Data for this exercise:
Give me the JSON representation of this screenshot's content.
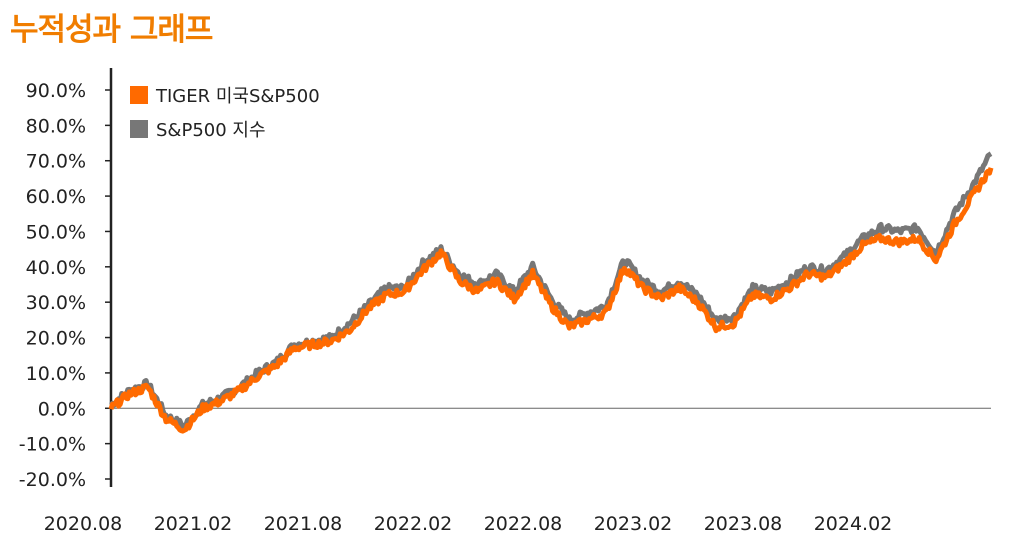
{
  "page": {
    "title": "누적성과 그래프"
  },
  "colors": {
    "tiger": "#ff6a00",
    "index": "#777777",
    "title": "#f07d00",
    "axis": "#222222",
    "zero_line": "#666666"
  },
  "chart_data": {
    "type": "line",
    "title": "",
    "xlabel": "",
    "ylabel": "",
    "legend_position": "top-left",
    "ylim": [
      -20,
      90
    ],
    "y_ticks": [
      90,
      80,
      70,
      60,
      50,
      40,
      30,
      20,
      10,
      0,
      -10,
      -20
    ],
    "y_tick_labels": [
      "90.0%",
      "80.0%",
      "70.0%",
      "60.0%",
      "50.0%",
      "40.0%",
      "30.0%",
      "20.0%",
      "10.0%",
      "0.0%",
      "-10.0%",
      "-20.0%"
    ],
    "x_tick_labels": [
      "2020.08",
      "2021.02",
      "2021.08",
      "2022.02",
      "2022.08",
      "2023.02",
      "2023.08",
      "2024.02"
    ],
    "x_ticks": [
      "2020-08",
      "2021-02",
      "2021-08",
      "2022-02",
      "2022-08",
      "2023-02",
      "2023-08",
      "2024-02"
    ],
    "xlim": [
      "2020-08",
      "2024-08"
    ],
    "grid": false,
    "series": [
      {
        "name": "TIGER 미국S&P500",
        "x": [
          "2020-08",
          "2020-09",
          "2020-10",
          "2020-11",
          "2020-12",
          "2021-01",
          "2021-02",
          "2021-03",
          "2021-04",
          "2021-05",
          "2021-06",
          "2021-07",
          "2021-08",
          "2021-09",
          "2021-10",
          "2021-11",
          "2021-12",
          "2022-01",
          "2022-02",
          "2022-03",
          "2022-04",
          "2022-05",
          "2022-06",
          "2022-07",
          "2022-08",
          "2022-09",
          "2022-10",
          "2022-11",
          "2022-12",
          "2023-01",
          "2023-02",
          "2023-03",
          "2023-04",
          "2023-05",
          "2023-06",
          "2023-07",
          "2023-08",
          "2023-09",
          "2023-10",
          "2023-11",
          "2023-12",
          "2024-01",
          "2024-02",
          "2024-03",
          "2024-04",
          "2024-05",
          "2024-06",
          "2024-07",
          "2024-08"
        ],
        "values": [
          0,
          4,
          6,
          -3,
          -6,
          0,
          2,
          5,
          9,
          12,
          17,
          18,
          19,
          22,
          28,
          32,
          33,
          39,
          44,
          36,
          33,
          36,
          31,
          38,
          29,
          23,
          25,
          27,
          40,
          34,
          31,
          34,
          30,
          23,
          24,
          32,
          31,
          34,
          38,
          37,
          41,
          46,
          48,
          47,
          48,
          42,
          52,
          60,
          68
        ]
      },
      {
        "name": "S&P500 지수",
        "x": [
          "2020-08",
          "2020-09",
          "2020-10",
          "2020-11",
          "2020-12",
          "2021-01",
          "2021-02",
          "2021-03",
          "2021-04",
          "2021-05",
          "2021-06",
          "2021-07",
          "2021-08",
          "2021-09",
          "2021-10",
          "2021-11",
          "2021-12",
          "2022-01",
          "2022-02",
          "2022-03",
          "2022-04",
          "2022-05",
          "2022-06",
          "2022-07",
          "2022-08",
          "2022-09",
          "2022-10",
          "2022-11",
          "2022-12",
          "2023-01",
          "2023-02",
          "2023-03",
          "2023-04",
          "2023-05",
          "2023-06",
          "2023-07",
          "2023-08",
          "2023-09",
          "2023-10",
          "2023-11",
          "2023-12",
          "2024-01",
          "2024-02",
          "2024-03",
          "2024-04",
          "2024-05",
          "2024-06",
          "2024-07",
          "2024-08"
        ],
        "values": [
          1,
          5,
          7,
          -2,
          -5,
          1,
          3,
          6,
          10,
          13,
          18,
          19,
          20,
          24,
          29,
          34,
          34,
          41,
          45,
          38,
          35,
          38,
          33,
          40,
          31,
          25,
          27,
          29,
          42,
          36,
          33,
          36,
          32,
          25,
          26,
          34,
          33,
          36,
          40,
          39,
          43,
          48,
          51,
          50,
          51,
          44,
          55,
          63,
          72
        ]
      }
    ]
  }
}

What to work on: Make an exact copy of the data, leaving its pictures out.

Output below:
Give me the JSON representation of this screenshot's content.
{
  "page": {
    "title": "누적성과 그래프"
  },
  "colors": {
    "tiger": "#ff6a00",
    "index": "#777777",
    "title": "#f07d00",
    "axis": "#222222",
    "zero_line": "#666666"
  },
  "chart_data": {
    "type": "line",
    "title": "",
    "xlabel": "",
    "ylabel": "",
    "legend_position": "top-left",
    "ylim": [
      -20,
      90
    ],
    "y_ticks": [
      90,
      80,
      70,
      60,
      50,
      40,
      30,
      20,
      10,
      0,
      -10,
      -20
    ],
    "y_tick_labels": [
      "90.0%",
      "80.0%",
      "70.0%",
      "60.0%",
      "50.0%",
      "40.0%",
      "30.0%",
      "20.0%",
      "10.0%",
      "0.0%",
      "-10.0%",
      "-20.0%"
    ],
    "x_tick_labels": [
      "2020.08",
      "2021.02",
      "2021.08",
      "2022.02",
      "2022.08",
      "2023.02",
      "2023.08",
      "2024.02"
    ],
    "x_ticks": [
      "2020-08",
      "2021-02",
      "2021-08",
      "2022-02",
      "2022-08",
      "2023-02",
      "2023-08",
      "2024-02"
    ],
    "xlim": [
      "2020-08",
      "2024-08"
    ],
    "grid": false,
    "series": [
      {
        "name": "TIGER 미국S&P500",
        "x": [
          "2020-08",
          "2020-09",
          "2020-10",
          "2020-11",
          "2020-12",
          "2021-01",
          "2021-02",
          "2021-03",
          "2021-04",
          "2021-05",
          "2021-06",
          "2021-07",
          "2021-08",
          "2021-09",
          "2021-10",
          "2021-11",
          "2021-12",
          "2022-01",
          "2022-02",
          "2022-03",
          "2022-04",
          "2022-05",
          "2022-06",
          "2022-07",
          "2022-08",
          "2022-09",
          "2022-10",
          "2022-11",
          "2022-12",
          "2023-01",
          "2023-02",
          "2023-03",
          "2023-04",
          "2023-05",
          "2023-06",
          "2023-07",
          "2023-08",
          "2023-09",
          "2023-10",
          "2023-11",
          "2023-12",
          "2024-01",
          "2024-02",
          "2024-03",
          "2024-04",
          "2024-05",
          "2024-06",
          "2024-07",
          "2024-08"
        ],
        "values": [
          0,
          4,
          6,
          -3,
          -6,
          0,
          2,
          5,
          9,
          12,
          17,
          18,
          19,
          22,
          28,
          32,
          33,
          39,
          44,
          36,
          33,
          36,
          31,
          38,
          29,
          23,
          25,
          27,
          40,
          34,
          31,
          34,
          30,
          23,
          24,
          32,
          31,
          34,
          38,
          37,
          41,
          46,
          48,
          47,
          48,
          42,
          52,
          60,
          68
        ]
      },
      {
        "name": "S&P500 지수",
        "x": [
          "2020-08",
          "2020-09",
          "2020-10",
          "2020-11",
          "2020-12",
          "2021-01",
          "2021-02",
          "2021-03",
          "2021-04",
          "2021-05",
          "2021-06",
          "2021-07",
          "2021-08",
          "2021-09",
          "2021-10",
          "2021-11",
          "2021-12",
          "2022-01",
          "2022-02",
          "2022-03",
          "2022-04",
          "2022-05",
          "2022-06",
          "2022-07",
          "2022-08",
          "2022-09",
          "2022-10",
          "2022-11",
          "2022-12",
          "2023-01",
          "2023-02",
          "2023-03",
          "2023-04",
          "2023-05",
          "2023-06",
          "2023-07",
          "2023-08",
          "2023-09",
          "2023-10",
          "2023-11",
          "2023-12",
          "2024-01",
          "2024-02",
          "2024-03",
          "2024-04",
          "2024-05",
          "2024-06",
          "2024-07",
          "2024-08"
        ],
        "values": [
          1,
          5,
          7,
          -2,
          -5,
          1,
          3,
          6,
          10,
          13,
          18,
          19,
          20,
          24,
          29,
          34,
          34,
          41,
          45,
          38,
          35,
          38,
          33,
          40,
          31,
          25,
          27,
          29,
          42,
          36,
          33,
          36,
          32,
          25,
          26,
          34,
          33,
          36,
          40,
          39,
          43,
          48,
          51,
          50,
          51,
          44,
          55,
          63,
          72
        ]
      }
    ]
  }
}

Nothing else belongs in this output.